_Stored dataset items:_
## start

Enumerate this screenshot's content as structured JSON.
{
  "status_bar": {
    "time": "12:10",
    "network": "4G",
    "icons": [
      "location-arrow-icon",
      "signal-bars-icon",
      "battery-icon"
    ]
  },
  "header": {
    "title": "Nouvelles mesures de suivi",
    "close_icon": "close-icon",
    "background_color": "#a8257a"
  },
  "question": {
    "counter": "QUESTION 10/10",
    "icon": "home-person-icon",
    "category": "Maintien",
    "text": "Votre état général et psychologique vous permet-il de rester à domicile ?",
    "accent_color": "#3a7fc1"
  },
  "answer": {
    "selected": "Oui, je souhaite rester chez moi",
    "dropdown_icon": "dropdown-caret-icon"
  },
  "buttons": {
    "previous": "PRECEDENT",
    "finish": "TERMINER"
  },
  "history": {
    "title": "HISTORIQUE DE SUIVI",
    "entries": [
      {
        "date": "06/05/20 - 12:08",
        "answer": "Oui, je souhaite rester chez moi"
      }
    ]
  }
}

## end

_The task:_
Copy all lines above containing the string "souhaite".

_Task answer:_
    "selected": "Oui, je souhaite rester chez moi",
        "answer": "Oui, je souhaite rester chez moi"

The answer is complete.